> _READING PASSAGE_
● ● ●

The Secret of Blackwell Is Not the Hardware: NVIDIA Reveals Where the True Advantage in AI Lies

With the gradual adoption of AI by businesses, NVIDIA believes that the most important parameter is no longer exclusively represented by the theoretical power of GPUs, but rather by the economic efficiency of inference. The benchmark indicator thus becomes the cost per token, that is, the number of tokens processed per dollar/euro invested, per watt consumed, while meeting the latency requirements demanded by applications.

According to NVIDIA, the result increasingly depends on the software that complements the hardware. The company claims that its complete inference stack, developed alongside GPUs, CPUs, NVLink networks, and Blackwell systems, has already managed to reduce the cost per token of the DeepSeek V4 model by up to five times over about a month, thanks to continuous software updates, without changes to the physical infrastructure.

NVIDIA highlights how modern AI agent applications are very different from traditional web services. While the latter handled relatively predictable requests to databases and backend services, the new AI agents can orchestrate simultaneously language models, external tools, memory, security components, and numerous distributed subprocesses. A single request can thus transform into hundreds of sub-tasks executed on different GPUs, CPUs, DPUs, and storage systems. In this scenario, NVIDIA argues, it is the software that determines how effectively the available resources are utilized and, consequently, the final cost of inference.

● ● ●

> _PROBLEM TO SOLVE_
Recast the paragraph of the NVIDIA inference article that begins "NVIDIA highlights how modern AI agent applications" as a short bulleted list that keeps its main facts.

> _MATERIAL SHOWN_
● ● ●

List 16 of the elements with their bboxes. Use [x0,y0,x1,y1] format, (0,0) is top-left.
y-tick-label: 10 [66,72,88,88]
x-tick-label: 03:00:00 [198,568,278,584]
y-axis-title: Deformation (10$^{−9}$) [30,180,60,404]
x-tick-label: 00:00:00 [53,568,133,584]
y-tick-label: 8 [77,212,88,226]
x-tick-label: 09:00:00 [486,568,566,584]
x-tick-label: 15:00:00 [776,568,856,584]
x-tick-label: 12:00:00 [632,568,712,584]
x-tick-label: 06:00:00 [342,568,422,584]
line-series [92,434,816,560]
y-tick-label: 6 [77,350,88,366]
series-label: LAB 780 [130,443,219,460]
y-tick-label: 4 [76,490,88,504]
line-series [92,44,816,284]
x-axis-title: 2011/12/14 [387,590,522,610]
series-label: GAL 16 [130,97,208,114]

● ● ●

> _ANSWER TO THIS PROBLEM_
- Modern AI agent applications differ sharply from traditional web services, which handled fairly predictable requests to databases and backend services.
- AI agents can coordinate language models, external tools, memory, security components and many distributed subprocesses at once.
- One request can become hundreds of sub-tasks running on different GPUs, CPUs, DPUs and storage systems.
- In NVIDIA's view, software determines how well these resources are used and therefore the final cost of inference.